**À FAIRE:**
1 - Recopiez fidèlement le passage du texte sur la presse en ligne qui va de « Après tout si » jusqu'à « pour l’illustrer invoquons…. ».
2 - Poursuivez le texte sur la presse en ligne à partir de sa dernière phrase.

**TEXTE FOURNI:**
*-*-*
Difficile d’avoir aujourd’hui une vision claire du secteur entre les dépôts de bilan, les plans sociaux,  les titres en vente, les pure players aux fortunes diverses, le New York Times qui revendique le succès du Paywall et la presse quotidienne française nationale et régionale qui…. hésite (voir cette étude de Benghozi et Lyubareva).

Après tout si le NYT y arrive pourquoi pas Le Monde et Libération. Nous voudrions illustrer ici un aspect bien précis du débat gratuit/payant dans la presse en ligne, à savoir la concurrence induite par le premier sur le second et illustrer le fait que le problème du modèle payant n’est pas tant sa rentabilité que le fait qu’il coexiste avec le modèle gratuit et qu’à choisir je préfère lire des articles gratuits plutôt que payants (ou alors il faut vraiment une grosse valeur ajoutée journalistique). Le secteur de la presse en ligne connait un problème de coordination, et pour l’illustrer invoquons….

La chasse au cerf de Rousseau

La parabole de la chasse au cerf de Rousseau est assez simple (les blogueurs économistes en ont déjà parlé par exemple Mafeco ici et @Cyril_Hedouin ici). Pour faire simple deux chasseurs ont le choix entre chasser le cerf et le lapin, le premier permet de nourrir tout le village mais nécessite que les deux chasseurs coopèrent pour l’attraper (un le rabat l’autre le tire). Le lapin ne permettra à chaque chasseur que de nourrir sa famille mais peut être chassé seul. Les deux chasseurs ont donc intérêt à s’entendre pour chasser le cerf (1er équilibre de Nash) , sauf que le cerf peut mettre un peu de temps à arriver d’où la tentation pour chaque protagoniste de partir chasser « égoïstement » le lapin, l’autre ne pouvant rabattre et tirer le cerf tout seul se voit contraint de chasser à son tour le lapin, résultat les deux chasseurs tirent des lapins (2eme équilibre de Nash) alors qu’ils pourraient s’entendre pour ramener un gibier beaucoup plus nutritif. La question est donc comment faire en sorte que les deux chasseurs s’entendent pour chasser le cerf ?
*-*-*
**DOCUMENTS FOURNIS:**
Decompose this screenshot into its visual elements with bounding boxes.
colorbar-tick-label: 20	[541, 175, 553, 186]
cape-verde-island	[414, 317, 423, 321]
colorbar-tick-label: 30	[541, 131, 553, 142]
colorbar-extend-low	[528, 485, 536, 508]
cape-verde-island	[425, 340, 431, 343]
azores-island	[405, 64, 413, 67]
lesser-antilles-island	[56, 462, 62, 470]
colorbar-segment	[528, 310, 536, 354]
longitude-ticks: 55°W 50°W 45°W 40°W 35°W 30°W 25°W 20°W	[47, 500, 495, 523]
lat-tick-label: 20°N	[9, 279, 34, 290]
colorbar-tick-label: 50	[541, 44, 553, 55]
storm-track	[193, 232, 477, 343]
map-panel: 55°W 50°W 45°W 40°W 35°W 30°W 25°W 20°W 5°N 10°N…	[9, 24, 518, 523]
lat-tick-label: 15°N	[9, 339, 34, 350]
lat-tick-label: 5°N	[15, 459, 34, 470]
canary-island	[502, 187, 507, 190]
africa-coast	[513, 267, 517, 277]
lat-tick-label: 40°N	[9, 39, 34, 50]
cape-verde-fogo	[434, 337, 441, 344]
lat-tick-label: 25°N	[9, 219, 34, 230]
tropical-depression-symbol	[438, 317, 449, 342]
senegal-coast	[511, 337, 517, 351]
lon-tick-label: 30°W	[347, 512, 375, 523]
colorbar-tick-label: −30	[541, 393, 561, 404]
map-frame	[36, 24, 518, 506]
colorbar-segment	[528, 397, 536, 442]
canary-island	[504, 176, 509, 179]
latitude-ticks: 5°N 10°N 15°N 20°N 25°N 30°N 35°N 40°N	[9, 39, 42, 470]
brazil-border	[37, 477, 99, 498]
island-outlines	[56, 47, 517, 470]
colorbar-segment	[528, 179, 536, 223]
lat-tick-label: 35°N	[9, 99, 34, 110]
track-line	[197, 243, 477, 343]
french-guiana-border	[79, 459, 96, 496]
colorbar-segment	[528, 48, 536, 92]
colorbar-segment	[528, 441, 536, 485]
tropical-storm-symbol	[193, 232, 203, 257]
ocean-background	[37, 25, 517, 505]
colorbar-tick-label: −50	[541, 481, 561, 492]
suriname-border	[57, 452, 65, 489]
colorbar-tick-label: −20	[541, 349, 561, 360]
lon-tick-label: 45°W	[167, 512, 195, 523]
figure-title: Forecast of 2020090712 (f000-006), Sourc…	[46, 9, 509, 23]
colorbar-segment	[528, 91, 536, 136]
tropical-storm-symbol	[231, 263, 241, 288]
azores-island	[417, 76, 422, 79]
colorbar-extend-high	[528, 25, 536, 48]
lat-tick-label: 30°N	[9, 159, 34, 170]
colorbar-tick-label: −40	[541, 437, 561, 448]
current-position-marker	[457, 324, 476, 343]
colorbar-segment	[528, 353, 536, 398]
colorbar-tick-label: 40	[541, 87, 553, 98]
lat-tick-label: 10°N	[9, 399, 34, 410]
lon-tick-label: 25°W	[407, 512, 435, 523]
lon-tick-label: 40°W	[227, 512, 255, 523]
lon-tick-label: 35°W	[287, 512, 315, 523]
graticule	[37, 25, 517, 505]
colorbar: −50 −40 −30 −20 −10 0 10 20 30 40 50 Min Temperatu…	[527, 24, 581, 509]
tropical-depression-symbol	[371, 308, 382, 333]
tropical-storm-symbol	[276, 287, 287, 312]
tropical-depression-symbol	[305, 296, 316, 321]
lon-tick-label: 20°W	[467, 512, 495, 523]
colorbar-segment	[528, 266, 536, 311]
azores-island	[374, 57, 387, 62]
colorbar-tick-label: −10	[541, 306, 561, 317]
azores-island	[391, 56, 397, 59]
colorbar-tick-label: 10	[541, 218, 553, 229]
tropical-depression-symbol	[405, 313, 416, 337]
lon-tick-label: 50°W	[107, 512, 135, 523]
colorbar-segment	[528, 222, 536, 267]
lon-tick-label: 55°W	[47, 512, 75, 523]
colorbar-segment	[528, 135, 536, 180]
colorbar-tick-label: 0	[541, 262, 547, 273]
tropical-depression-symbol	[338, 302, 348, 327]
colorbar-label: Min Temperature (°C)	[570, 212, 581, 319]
*-*-*
**RÉPONSES FINALES:**
1 -
Après tout si le NYT y arrive pourquoi pas Le Monde et Libération. Nous voudrions illustrer ici un aspect bien précis du débat gratuit/payant dans la presse en ligne, à savoir la concurrence induite par le premier sur le second et illustrer le fait que le problème du modèle payant n’est pas tant sa rentabilité que le fait qu’il coexiste avec le modèle gratuit et qu’à choisir je préfère lire des articles gratuits plutôt que payants (ou alors il faut vraiment une grosse valeur ajoutée journalistique). Le secteur de la presse en ligne connait un problème de coordination, et pour l’illustrer invoquons….

2 -
cerf

Le tableau ci-dessus reprend cette parabole, les deux chasseurs deviennent disons Le Monde et Liberation (bon ce n’est évidemment pas parfaitement substituable mais faisons comme si), le cerf est remplacé par le modèle payant et le lapin par le modèle gratuit.  Le choix en haut à gauche payant/payant devient le modèle gagnant pour la presse, puisque si tous les titres de presse deviennent payant en ligne (dans l’exemple Le Monde et Liberation représentent l’ensemble de la presse) l’internaute sera bien obligé de payer pour accéder à la presse. Si par contre, l’un des deux ne voyant pas la rentabilité du modèle payant arriver décide de basculer vers le modèle gratuit, il perçoit des revenus publicitaires (plus faibles mais non nuls) mais désormais l’internaute sera d’autant moins enclin à payer pour disons Le Monde si il peut consulter gratuitement les articles de Liberation. La conséquence est que le modèle payant risque de ne jamais dégager de profit, Le Monde est contraint de chasser le lapin…enfin d’adopter le modèle gratuit et nous voilà coincés en bas à droite dans la figure du dessus.

C’est ce que Edwy Plenel a appelé « l’erreur historique » de la presse. La croyance que la pub en ligne financerait le journalisme  ou l’incroyance que le modèle payant permettrait de la financer. Pour converger vers le bon équilibre de Nash (celui en haut à gauche), il faut que tout le monde décide plus ou moins simultanément d’adopter le modèle payant, la disparition du contenu gratuit ne laissant pas d’autres alternatives aux internautes que de payer pour du journalisme de qualité en ligne.

Pourquoi on y arrive…doucement.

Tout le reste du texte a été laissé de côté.